Seek out every line containing the word "Stablecoins", and copy each.

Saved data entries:

● ● ● ● ● ● ●

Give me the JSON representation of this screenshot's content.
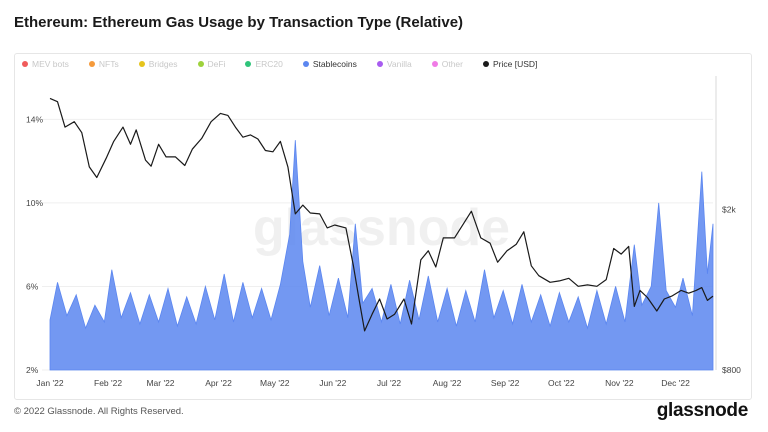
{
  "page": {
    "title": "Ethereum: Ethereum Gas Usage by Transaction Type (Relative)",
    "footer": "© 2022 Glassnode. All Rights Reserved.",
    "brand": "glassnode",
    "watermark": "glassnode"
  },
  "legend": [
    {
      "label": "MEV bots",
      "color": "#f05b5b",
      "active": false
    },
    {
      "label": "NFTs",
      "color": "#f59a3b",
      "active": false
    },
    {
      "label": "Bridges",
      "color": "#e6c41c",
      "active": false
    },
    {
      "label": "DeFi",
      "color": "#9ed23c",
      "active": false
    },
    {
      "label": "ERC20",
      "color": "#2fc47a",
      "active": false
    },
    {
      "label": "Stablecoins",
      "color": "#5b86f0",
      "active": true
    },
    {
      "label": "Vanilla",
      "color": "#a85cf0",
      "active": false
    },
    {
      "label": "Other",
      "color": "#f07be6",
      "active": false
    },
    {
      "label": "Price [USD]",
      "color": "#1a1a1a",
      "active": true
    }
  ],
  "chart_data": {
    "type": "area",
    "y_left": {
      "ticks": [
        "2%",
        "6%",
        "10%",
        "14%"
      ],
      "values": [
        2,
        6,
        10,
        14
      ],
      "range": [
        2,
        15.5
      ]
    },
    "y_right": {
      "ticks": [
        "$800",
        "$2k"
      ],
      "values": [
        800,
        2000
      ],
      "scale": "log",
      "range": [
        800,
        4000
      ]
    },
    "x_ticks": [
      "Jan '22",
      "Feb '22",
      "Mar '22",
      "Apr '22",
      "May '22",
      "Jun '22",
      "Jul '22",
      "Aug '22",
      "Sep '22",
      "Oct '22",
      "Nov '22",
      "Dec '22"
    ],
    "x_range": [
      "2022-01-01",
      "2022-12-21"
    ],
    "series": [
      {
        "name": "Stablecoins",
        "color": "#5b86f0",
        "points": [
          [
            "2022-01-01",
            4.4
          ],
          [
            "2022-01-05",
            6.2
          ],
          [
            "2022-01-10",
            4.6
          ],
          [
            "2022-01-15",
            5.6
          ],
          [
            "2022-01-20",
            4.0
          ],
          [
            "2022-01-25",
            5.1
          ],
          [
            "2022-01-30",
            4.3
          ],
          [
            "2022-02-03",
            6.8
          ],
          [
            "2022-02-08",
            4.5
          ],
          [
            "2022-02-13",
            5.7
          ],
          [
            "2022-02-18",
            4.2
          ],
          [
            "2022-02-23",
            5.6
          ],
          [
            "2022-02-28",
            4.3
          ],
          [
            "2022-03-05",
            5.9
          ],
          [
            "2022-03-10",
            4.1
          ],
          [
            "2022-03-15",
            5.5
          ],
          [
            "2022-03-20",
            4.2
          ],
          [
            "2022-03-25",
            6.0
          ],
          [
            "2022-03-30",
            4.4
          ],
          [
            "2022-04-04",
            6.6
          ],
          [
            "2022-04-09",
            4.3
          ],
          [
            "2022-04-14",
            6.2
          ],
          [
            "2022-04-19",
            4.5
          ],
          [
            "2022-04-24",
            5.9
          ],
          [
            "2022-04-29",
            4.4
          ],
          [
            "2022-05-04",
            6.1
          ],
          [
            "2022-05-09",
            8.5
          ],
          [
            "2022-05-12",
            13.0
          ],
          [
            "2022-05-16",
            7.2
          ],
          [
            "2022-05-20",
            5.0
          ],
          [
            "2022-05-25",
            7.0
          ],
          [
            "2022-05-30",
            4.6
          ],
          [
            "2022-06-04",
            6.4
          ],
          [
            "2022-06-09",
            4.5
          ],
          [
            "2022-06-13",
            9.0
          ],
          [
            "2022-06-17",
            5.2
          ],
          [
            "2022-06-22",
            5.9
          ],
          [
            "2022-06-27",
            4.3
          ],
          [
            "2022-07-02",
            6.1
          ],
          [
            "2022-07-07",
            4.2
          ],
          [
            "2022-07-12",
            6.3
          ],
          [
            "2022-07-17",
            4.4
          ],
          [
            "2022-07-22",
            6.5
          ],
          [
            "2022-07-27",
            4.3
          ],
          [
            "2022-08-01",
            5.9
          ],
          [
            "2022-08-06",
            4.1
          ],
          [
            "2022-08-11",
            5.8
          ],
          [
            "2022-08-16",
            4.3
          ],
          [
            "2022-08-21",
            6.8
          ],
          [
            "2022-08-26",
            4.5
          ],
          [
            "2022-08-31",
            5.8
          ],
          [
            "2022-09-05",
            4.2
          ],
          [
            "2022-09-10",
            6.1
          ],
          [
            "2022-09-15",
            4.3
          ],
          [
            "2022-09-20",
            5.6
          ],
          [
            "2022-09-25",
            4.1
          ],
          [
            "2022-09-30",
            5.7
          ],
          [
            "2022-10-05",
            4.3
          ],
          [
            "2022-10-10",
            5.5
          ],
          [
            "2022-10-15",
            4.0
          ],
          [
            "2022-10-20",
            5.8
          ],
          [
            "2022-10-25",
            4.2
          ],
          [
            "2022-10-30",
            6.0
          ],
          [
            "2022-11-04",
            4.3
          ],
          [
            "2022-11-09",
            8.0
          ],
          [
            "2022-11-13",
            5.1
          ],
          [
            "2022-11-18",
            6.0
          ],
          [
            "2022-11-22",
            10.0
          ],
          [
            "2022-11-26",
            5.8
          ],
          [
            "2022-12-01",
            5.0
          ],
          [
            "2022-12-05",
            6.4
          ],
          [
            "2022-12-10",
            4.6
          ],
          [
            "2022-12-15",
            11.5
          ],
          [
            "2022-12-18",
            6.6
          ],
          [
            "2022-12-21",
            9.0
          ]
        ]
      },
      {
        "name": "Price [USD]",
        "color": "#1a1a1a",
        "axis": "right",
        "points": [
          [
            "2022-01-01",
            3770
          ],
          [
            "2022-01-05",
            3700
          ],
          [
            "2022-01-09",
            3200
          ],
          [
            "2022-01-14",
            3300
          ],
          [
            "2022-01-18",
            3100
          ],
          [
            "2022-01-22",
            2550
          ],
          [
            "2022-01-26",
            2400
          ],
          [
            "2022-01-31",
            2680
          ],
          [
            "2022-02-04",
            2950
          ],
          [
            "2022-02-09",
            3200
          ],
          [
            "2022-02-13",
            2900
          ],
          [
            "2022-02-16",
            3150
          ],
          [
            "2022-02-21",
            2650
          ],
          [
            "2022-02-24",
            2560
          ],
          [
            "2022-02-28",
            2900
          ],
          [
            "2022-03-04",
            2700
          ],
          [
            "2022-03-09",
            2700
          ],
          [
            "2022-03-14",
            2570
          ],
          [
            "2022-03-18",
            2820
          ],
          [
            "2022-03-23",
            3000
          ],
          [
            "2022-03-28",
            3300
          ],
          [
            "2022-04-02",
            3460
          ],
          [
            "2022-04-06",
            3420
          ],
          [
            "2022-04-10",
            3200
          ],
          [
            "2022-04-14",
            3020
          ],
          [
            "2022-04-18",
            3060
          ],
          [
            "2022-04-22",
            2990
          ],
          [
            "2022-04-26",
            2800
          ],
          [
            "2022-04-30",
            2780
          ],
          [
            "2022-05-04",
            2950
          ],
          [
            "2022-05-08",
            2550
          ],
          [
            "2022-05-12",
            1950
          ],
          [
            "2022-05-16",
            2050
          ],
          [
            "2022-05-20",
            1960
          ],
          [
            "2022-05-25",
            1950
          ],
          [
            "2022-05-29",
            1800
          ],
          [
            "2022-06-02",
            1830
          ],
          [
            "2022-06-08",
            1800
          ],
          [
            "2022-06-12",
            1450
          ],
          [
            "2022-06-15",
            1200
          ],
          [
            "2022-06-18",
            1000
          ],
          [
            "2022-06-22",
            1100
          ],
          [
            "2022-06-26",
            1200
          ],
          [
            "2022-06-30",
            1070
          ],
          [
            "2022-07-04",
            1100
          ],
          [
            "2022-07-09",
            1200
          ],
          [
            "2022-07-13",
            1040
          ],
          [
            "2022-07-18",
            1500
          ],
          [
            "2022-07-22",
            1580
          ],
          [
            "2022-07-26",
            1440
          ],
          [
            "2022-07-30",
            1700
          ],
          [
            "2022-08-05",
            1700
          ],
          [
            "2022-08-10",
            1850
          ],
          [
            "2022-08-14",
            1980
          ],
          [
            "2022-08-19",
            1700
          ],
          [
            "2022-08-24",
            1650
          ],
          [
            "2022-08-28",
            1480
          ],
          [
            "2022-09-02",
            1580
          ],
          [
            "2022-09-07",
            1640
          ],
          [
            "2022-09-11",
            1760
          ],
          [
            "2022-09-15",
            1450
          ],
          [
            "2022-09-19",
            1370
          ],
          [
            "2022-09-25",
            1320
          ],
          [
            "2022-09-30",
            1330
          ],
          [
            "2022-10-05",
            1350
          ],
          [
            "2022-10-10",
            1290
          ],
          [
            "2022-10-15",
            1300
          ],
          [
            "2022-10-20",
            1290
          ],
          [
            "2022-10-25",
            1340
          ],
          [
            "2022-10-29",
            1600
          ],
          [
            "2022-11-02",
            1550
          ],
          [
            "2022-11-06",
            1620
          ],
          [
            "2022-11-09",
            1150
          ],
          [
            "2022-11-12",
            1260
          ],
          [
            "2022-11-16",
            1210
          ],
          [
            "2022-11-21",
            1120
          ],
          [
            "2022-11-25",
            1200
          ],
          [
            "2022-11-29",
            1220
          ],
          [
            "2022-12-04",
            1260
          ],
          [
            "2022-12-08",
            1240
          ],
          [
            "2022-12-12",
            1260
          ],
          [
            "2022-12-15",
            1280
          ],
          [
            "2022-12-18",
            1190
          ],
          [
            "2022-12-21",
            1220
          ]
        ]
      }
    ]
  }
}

● ● ● ● ● ● ●

• The reply:
      "label": "Stablecoins",
        "name": "Stablecoins",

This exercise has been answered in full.